▸ What is needed:
Using the listing below, select the lines with the word "this" and copy them.

▸ Information provided:

* start *

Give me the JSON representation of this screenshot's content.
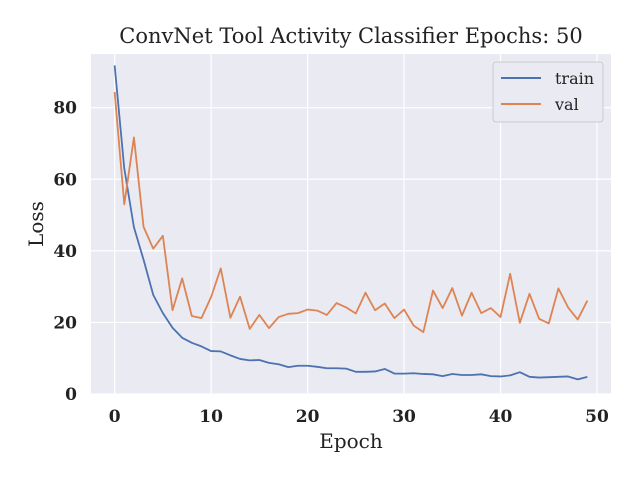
{
  "chart_data": {
    "type": "line",
    "title": "ConvNet Tool Activity Classifier Epochs: 50",
    "xlabel": "Epoch",
    "ylabel": "Loss",
    "xlim": [
      -2.45,
      51.45
    ],
    "ylim": [
      0,
      95
    ],
    "xticks": [
      0,
      10,
      20,
      30,
      40,
      50
    ],
    "yticks": [
      0,
      20,
      40,
      60,
      80
    ],
    "grid": true,
    "legend_position": "top-right",
    "colors": {
      "background": "#eaeaf2",
      "grid": "#ffffff",
      "train": "#4c72b0",
      "val": "#dd8452"
    },
    "x": [
      0,
      1,
      2,
      3,
      4,
      5,
      6,
      7,
      8,
      9,
      10,
      11,
      12,
      13,
      14,
      15,
      16,
      17,
      18,
      19,
      20,
      21,
      22,
      23,
      24,
      25,
      26,
      27,
      28,
      29,
      30,
      31,
      32,
      33,
      34,
      35,
      36,
      37,
      38,
      39,
      40,
      41,
      42,
      43,
      44,
      45,
      46,
      47,
      48,
      49
    ],
    "series": [
      {
        "name": "train",
        "values": [
          91.8,
          63.0,
          46.6,
          37.5,
          27.7,
          22.6,
          18.5,
          15.7,
          14.3,
          13.3,
          12.0,
          11.9,
          10.8,
          9.8,
          9.4,
          9.5,
          8.7,
          8.3,
          7.5,
          7.9,
          7.9,
          7.6,
          7.2,
          7.2,
          7.1,
          6.2,
          6.2,
          6.3,
          7.0,
          5.7,
          5.7,
          5.8,
          5.6,
          5.5,
          5.0,
          5.6,
          5.3,
          5.3,
          5.5,
          5.0,
          4.9,
          5.2,
          6.1,
          4.8,
          4.6,
          4.7,
          4.8,
          4.9,
          4.1,
          4.8
        ]
      },
      {
        "name": "val",
        "values": [
          84.4,
          53.0,
          71.7,
          46.7,
          40.6,
          44.2,
          23.4,
          32.3,
          21.8,
          21.2,
          27.1,
          35.1,
          21.3,
          27.2,
          18.2,
          22.1,
          18.4,
          21.5,
          22.4,
          22.6,
          23.6,
          23.3,
          22.1,
          25.4,
          24.2,
          22.5,
          28.3,
          23.4,
          25.3,
          21.2,
          23.6,
          19.1,
          17.3,
          28.9,
          24.0,
          29.6,
          21.9,
          28.3,
          22.6,
          24.0,
          21.5,
          33.6,
          19.9,
          28.0,
          21.0,
          19.7,
          29.5,
          24.2,
          20.8,
          26.1
        ]
      }
    ]
  }
}
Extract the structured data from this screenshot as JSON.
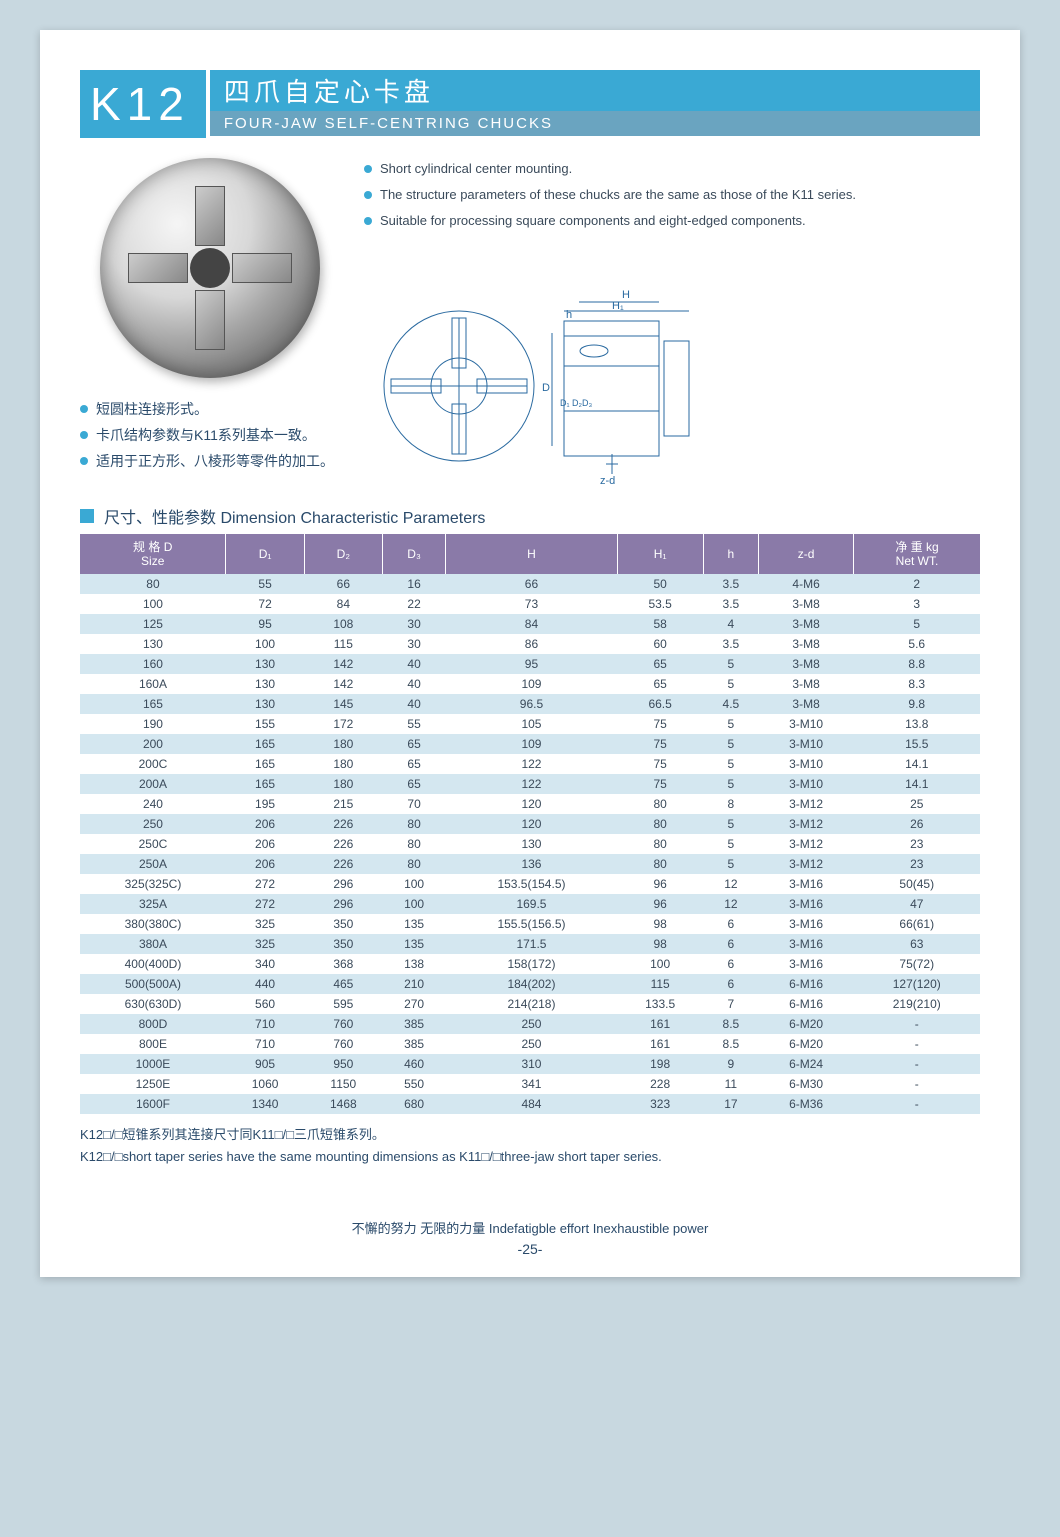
{
  "header": {
    "code": "K12",
    "title_cn": "四爪自定心卡盘",
    "title_en": "FOUR-JAW  SELF-CENTRING  CHUCKS"
  },
  "bullets_en": [
    "Short cylindrical center mounting.",
    "The structure parameters of these chucks are the same as those of the K11 series.",
    "Suitable for processing square components and eight-edged components."
  ],
  "bullets_cn": [
    "短圆柱连接形式。",
    "卡爪结构参数与K11系列基本一致。",
    "适用于正方形、八棱形等零件的加工。"
  ],
  "diagram_labels": {
    "H": "H",
    "H1": "H₁",
    "h": "h",
    "D": "D",
    "D1": "D₁",
    "D2": "D₂",
    "D3": "D₃",
    "zd": "z-d"
  },
  "section_title": "尺寸、性能参数    Dimension  Characteristic Parameters",
  "table": {
    "columns": [
      "规 格 D\nSize",
      "D₁",
      "D₂",
      "D₃",
      "H",
      "H₁",
      "h",
      "z-d",
      "净 重 kg\nNet WT."
    ],
    "rows": [
      [
        "80",
        "55",
        "66",
        "16",
        "66",
        "50",
        "3.5",
        "4-M6",
        "2"
      ],
      [
        "100",
        "72",
        "84",
        "22",
        "73",
        "53.5",
        "3.5",
        "3-M8",
        "3"
      ],
      [
        "125",
        "95",
        "108",
        "30",
        "84",
        "58",
        "4",
        "3-M8",
        "5"
      ],
      [
        "130",
        "100",
        "115",
        "30",
        "86",
        "60",
        "3.5",
        "3-M8",
        "5.6"
      ],
      [
        "160",
        "130",
        "142",
        "40",
        "95",
        "65",
        "5",
        "3-M8",
        "8.8"
      ],
      [
        "160A",
        "130",
        "142",
        "40",
        "109",
        "65",
        "5",
        "3-M8",
        "8.3"
      ],
      [
        "165",
        "130",
        "145",
        "40",
        "96.5",
        "66.5",
        "4.5",
        "3-M8",
        "9.8"
      ],
      [
        "190",
        "155",
        "172",
        "55",
        "105",
        "75",
        "5",
        "3-M10",
        "13.8"
      ],
      [
        "200",
        "165",
        "180",
        "65",
        "109",
        "75",
        "5",
        "3-M10",
        "15.5"
      ],
      [
        "200C",
        "165",
        "180",
        "65",
        "122",
        "75",
        "5",
        "3-M10",
        "14.1"
      ],
      [
        "200A",
        "165",
        "180",
        "65",
        "122",
        "75",
        "5",
        "3-M10",
        "14.1"
      ],
      [
        "240",
        "195",
        "215",
        "70",
        "120",
        "80",
        "8",
        "3-M12",
        "25"
      ],
      [
        "250",
        "206",
        "226",
        "80",
        "120",
        "80",
        "5",
        "3-M12",
        "26"
      ],
      [
        "250C",
        "206",
        "226",
        "80",
        "130",
        "80",
        "5",
        "3-M12",
        "23"
      ],
      [
        "250A",
        "206",
        "226",
        "80",
        "136",
        "80",
        "5",
        "3-M12",
        "23"
      ],
      [
        "325(325C)",
        "272",
        "296",
        "100",
        "153.5(154.5)",
        "96",
        "12",
        "3-M16",
        "50(45)"
      ],
      [
        "325A",
        "272",
        "296",
        "100",
        "169.5",
        "96",
        "12",
        "3-M16",
        "47"
      ],
      [
        "380(380C)",
        "325",
        "350",
        "135",
        "155.5(156.5)",
        "98",
        "6",
        "3-M16",
        "66(61)"
      ],
      [
        "380A",
        "325",
        "350",
        "135",
        "171.5",
        "98",
        "6",
        "3-M16",
        "63"
      ],
      [
        "400(400D)",
        "340",
        "368",
        "138",
        "158(172)",
        "100",
        "6",
        "3-M16",
        "75(72)"
      ],
      [
        "500(500A)",
        "440",
        "465",
        "210",
        "184(202)",
        "115",
        "6",
        "6-M16",
        "127(120)"
      ],
      [
        "630(630D)",
        "560",
        "595",
        "270",
        "214(218)",
        "133.5",
        "7",
        "6-M16",
        "219(210)"
      ],
      [
        "800D",
        "710",
        "760",
        "385",
        "250",
        "161",
        "8.5",
        "6-M20",
        "-"
      ],
      [
        "800E",
        "710",
        "760",
        "385",
        "250",
        "161",
        "8.5",
        "6-M20",
        "-"
      ],
      [
        "1000E",
        "905",
        "950",
        "460",
        "310",
        "198",
        "9",
        "6-M24",
        "-"
      ],
      [
        "1250E",
        "1060",
        "1150",
        "550",
        "341",
        "228",
        "11",
        "6-M30",
        "-"
      ],
      [
        "1600F",
        "1340",
        "1468",
        "680",
        "484",
        "323",
        "17",
        "6-M36",
        "-"
      ]
    ],
    "header_bg": "#8a7aa8",
    "row_odd_bg": "#d4e7f0",
    "row_even_bg": "#ffffff",
    "text_color": "#3a4a5a"
  },
  "footnote_cn": "K12□/□短锥系列其连接尺寸同K11□/□三爪短锥系列。",
  "footnote_en": "K12□/□short taper series have the same mounting dimensions as K11□/□three-jaw short taper series.",
  "footer": "不懈的努力    无限的力量    Indefatigble effort  Inexhaustible power",
  "page_num": "-25-",
  "colors": {
    "brand": "#3aa9d4",
    "subbar": "#6aa4c0",
    "page_bg": "#c8d8e0"
  }
}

* end *

▸ Complete answer:
Give me the JSON representation of this screenshot's content.
Extract the structured data from this screenshot as JSON.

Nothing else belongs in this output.